■ Request ■
Using the listing below, report all lines holding the word "внимание".

■ Listed records ■
<<<<
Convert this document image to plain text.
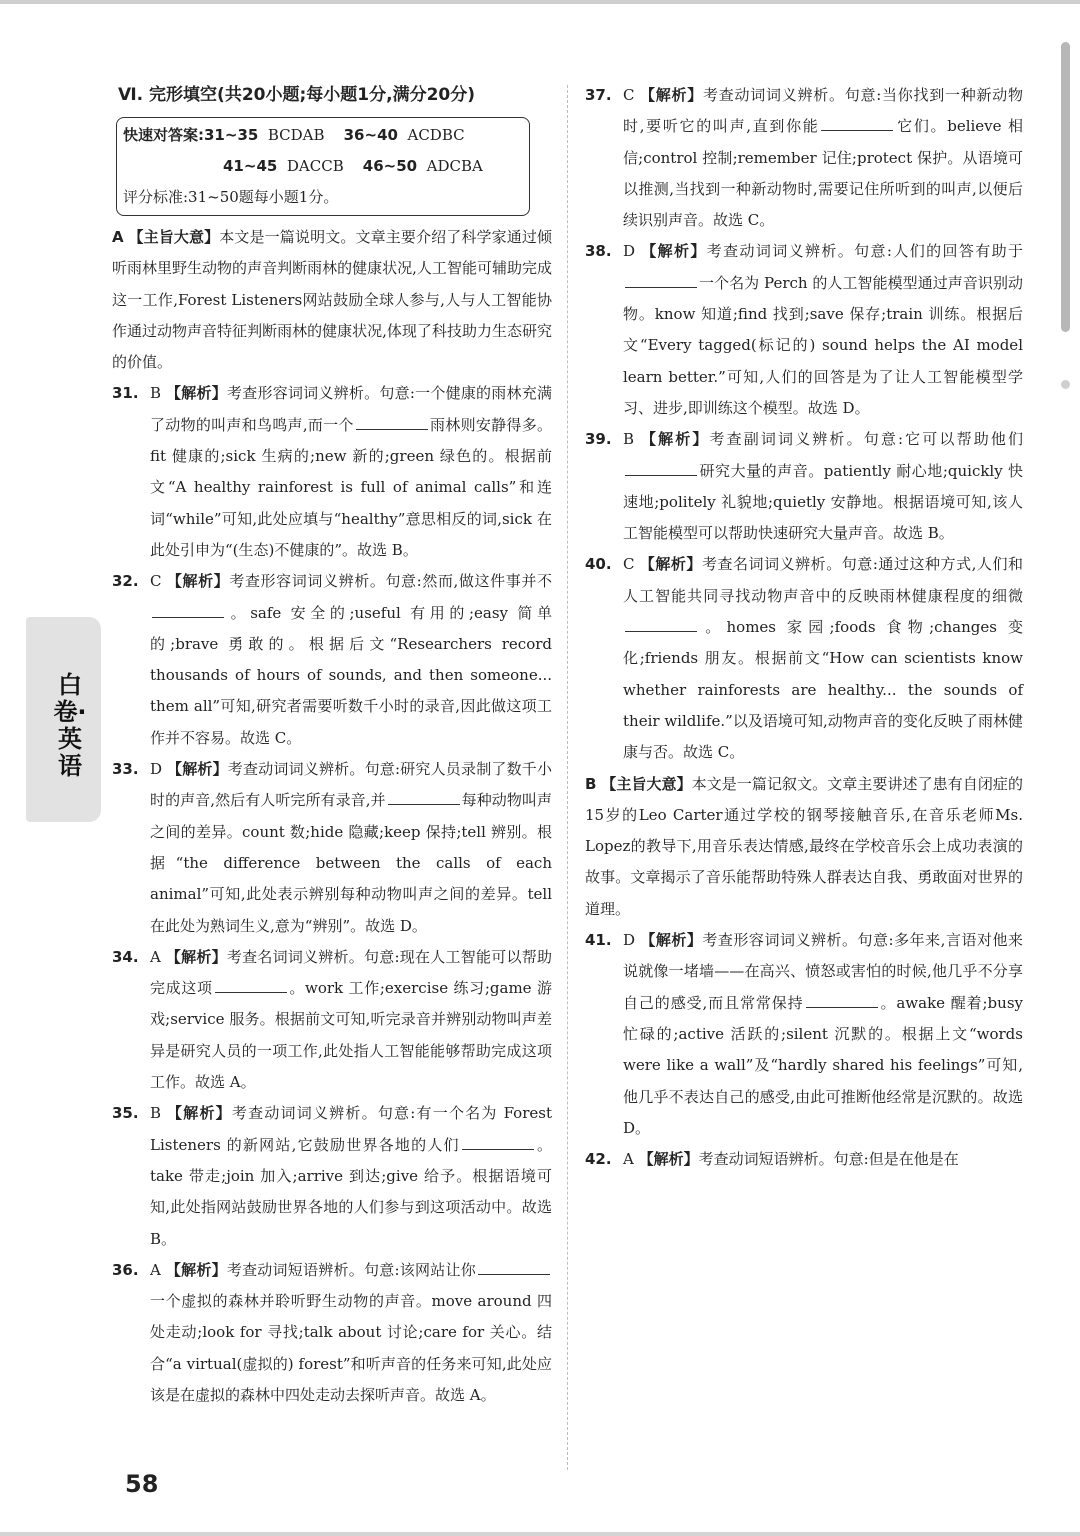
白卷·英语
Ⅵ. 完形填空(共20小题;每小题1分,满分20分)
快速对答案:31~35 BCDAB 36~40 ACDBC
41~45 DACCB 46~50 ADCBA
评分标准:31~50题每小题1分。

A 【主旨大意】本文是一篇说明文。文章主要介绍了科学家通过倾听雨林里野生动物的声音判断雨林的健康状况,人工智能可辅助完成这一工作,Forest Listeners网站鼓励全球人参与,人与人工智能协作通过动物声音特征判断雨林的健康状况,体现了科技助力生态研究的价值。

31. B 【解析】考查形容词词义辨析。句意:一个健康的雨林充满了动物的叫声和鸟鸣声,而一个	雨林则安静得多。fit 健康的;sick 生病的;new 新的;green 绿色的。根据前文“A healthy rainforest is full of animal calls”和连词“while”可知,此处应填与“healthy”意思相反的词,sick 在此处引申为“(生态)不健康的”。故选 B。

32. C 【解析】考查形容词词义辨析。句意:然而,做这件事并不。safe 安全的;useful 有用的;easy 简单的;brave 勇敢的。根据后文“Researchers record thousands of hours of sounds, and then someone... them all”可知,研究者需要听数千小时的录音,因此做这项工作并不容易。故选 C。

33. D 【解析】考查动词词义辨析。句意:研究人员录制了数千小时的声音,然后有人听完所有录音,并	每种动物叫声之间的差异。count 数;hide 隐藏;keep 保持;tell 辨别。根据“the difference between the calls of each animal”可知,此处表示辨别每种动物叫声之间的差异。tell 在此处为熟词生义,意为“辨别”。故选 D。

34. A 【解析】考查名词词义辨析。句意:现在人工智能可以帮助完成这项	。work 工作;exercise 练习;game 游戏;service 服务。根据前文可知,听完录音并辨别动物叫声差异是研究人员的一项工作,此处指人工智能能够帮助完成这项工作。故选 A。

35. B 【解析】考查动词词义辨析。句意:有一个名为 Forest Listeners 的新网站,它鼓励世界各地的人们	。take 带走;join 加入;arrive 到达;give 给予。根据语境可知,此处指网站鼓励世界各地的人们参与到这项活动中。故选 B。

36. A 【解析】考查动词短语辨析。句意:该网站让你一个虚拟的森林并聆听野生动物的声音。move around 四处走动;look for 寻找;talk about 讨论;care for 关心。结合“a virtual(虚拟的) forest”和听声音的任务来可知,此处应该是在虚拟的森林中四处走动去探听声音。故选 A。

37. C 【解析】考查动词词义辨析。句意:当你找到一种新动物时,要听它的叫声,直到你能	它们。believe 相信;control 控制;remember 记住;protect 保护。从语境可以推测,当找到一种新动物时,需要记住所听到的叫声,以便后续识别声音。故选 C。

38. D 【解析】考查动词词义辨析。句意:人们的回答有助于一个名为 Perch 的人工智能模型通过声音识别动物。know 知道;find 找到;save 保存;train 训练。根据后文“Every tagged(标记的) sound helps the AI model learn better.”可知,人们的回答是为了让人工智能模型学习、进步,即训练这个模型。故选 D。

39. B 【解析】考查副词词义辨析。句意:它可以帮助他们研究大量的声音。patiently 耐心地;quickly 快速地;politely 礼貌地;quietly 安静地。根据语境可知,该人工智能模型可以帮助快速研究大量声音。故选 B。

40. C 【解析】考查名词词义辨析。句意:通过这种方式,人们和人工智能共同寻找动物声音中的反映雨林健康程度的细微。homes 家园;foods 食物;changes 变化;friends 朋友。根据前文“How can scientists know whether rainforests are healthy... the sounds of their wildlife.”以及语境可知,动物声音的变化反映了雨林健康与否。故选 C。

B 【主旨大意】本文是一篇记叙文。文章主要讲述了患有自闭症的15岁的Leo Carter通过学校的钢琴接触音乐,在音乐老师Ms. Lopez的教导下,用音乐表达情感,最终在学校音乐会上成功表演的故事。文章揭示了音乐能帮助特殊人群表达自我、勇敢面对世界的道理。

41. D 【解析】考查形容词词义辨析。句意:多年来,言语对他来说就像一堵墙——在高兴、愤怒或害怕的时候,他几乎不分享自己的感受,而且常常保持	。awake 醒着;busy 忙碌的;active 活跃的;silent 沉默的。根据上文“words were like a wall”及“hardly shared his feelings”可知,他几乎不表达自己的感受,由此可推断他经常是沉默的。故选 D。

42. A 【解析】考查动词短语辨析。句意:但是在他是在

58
>>>>
<<<<
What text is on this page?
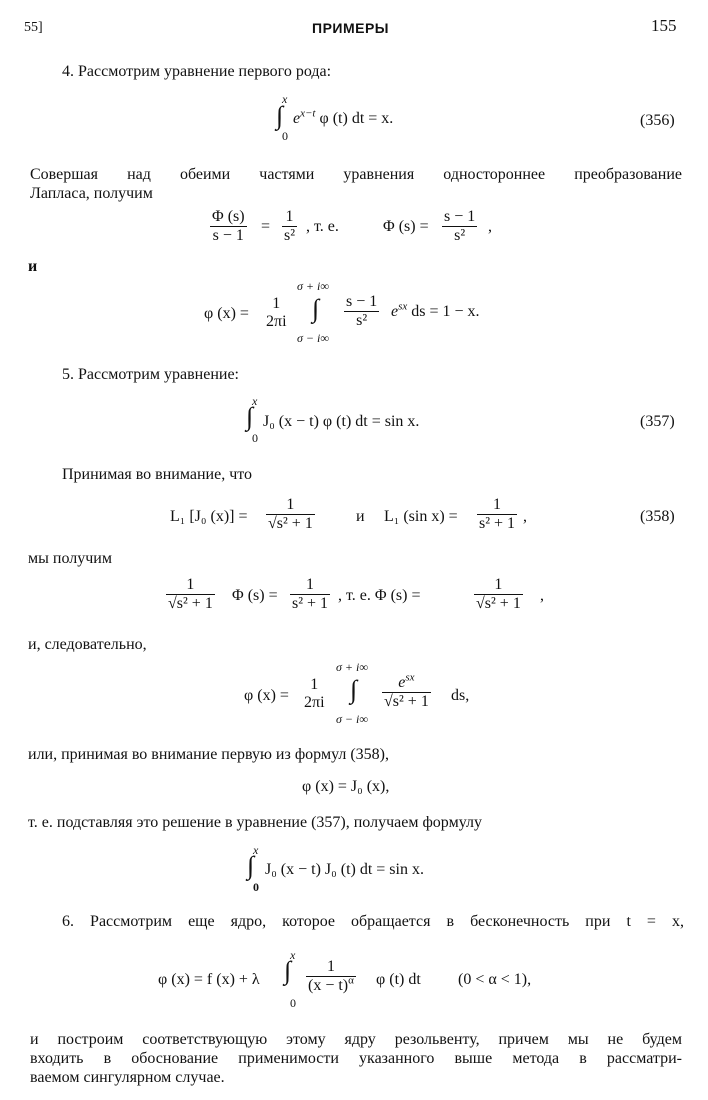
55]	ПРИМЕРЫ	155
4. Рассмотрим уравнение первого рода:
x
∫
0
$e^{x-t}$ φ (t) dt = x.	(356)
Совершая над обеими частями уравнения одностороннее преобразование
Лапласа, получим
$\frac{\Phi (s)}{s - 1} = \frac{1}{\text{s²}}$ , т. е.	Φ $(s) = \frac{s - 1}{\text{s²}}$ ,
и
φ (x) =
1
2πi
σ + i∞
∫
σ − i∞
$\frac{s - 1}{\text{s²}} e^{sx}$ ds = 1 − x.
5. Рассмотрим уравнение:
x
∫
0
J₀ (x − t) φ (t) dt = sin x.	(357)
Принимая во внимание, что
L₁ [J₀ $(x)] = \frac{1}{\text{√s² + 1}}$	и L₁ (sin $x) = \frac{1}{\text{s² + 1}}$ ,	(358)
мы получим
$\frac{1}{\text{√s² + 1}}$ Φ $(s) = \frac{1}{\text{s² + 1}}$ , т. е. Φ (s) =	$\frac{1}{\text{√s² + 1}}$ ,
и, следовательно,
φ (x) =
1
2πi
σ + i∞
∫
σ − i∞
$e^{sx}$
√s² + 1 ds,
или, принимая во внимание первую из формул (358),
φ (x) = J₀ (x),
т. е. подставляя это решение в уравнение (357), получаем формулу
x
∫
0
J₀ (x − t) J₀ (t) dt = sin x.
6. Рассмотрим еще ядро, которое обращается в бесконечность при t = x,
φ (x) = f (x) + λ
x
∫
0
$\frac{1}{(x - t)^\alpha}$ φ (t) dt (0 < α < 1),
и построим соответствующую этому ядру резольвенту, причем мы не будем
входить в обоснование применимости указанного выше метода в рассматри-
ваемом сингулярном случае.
>>>>
<<<<
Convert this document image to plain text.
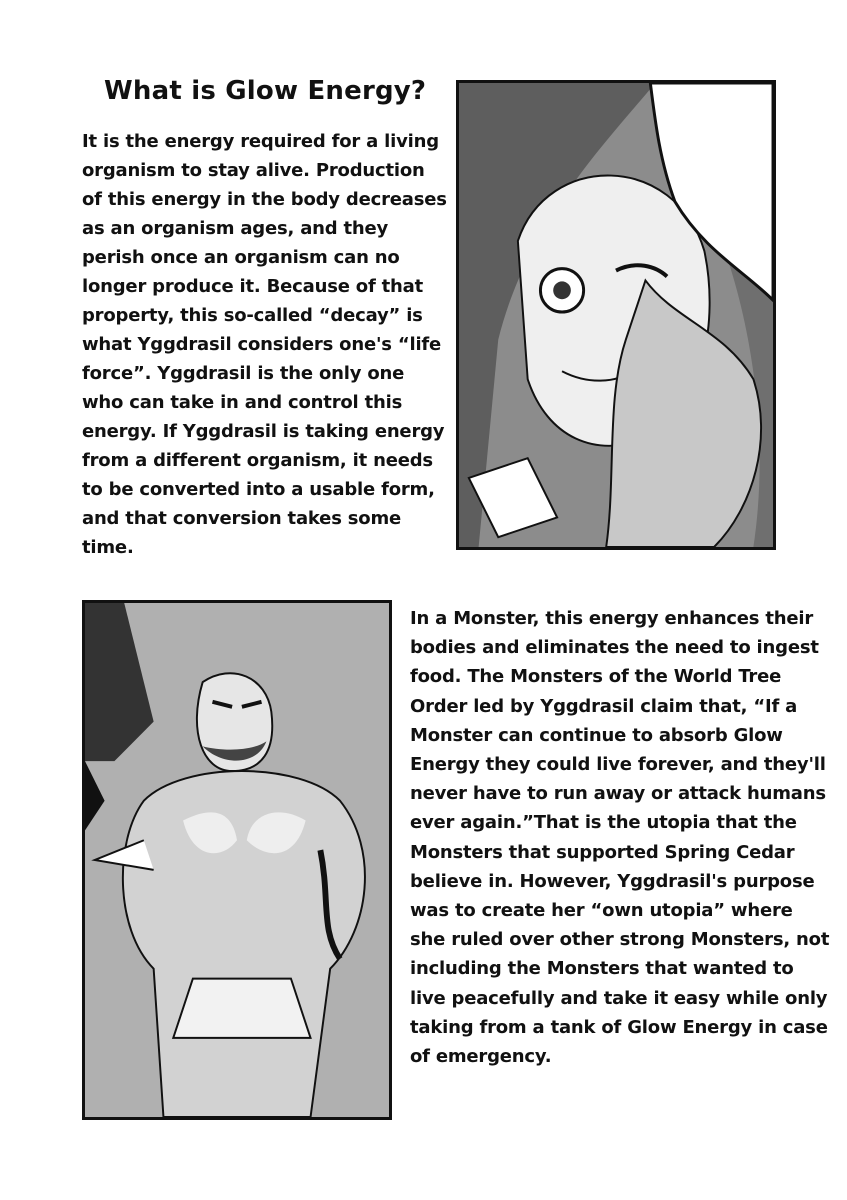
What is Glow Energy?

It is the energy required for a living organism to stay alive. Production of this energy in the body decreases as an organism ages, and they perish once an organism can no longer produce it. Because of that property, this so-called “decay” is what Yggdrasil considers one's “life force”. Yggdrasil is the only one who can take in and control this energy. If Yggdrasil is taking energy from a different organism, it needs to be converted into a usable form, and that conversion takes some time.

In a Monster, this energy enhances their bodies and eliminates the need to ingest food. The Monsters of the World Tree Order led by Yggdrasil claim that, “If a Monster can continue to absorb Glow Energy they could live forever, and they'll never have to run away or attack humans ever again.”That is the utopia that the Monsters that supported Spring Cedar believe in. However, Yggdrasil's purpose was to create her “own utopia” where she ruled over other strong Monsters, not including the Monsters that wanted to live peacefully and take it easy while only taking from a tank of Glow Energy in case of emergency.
>>>>
■ Answer ■
Принимая во внимание, что
или, принимая во внимание первую из формул (358),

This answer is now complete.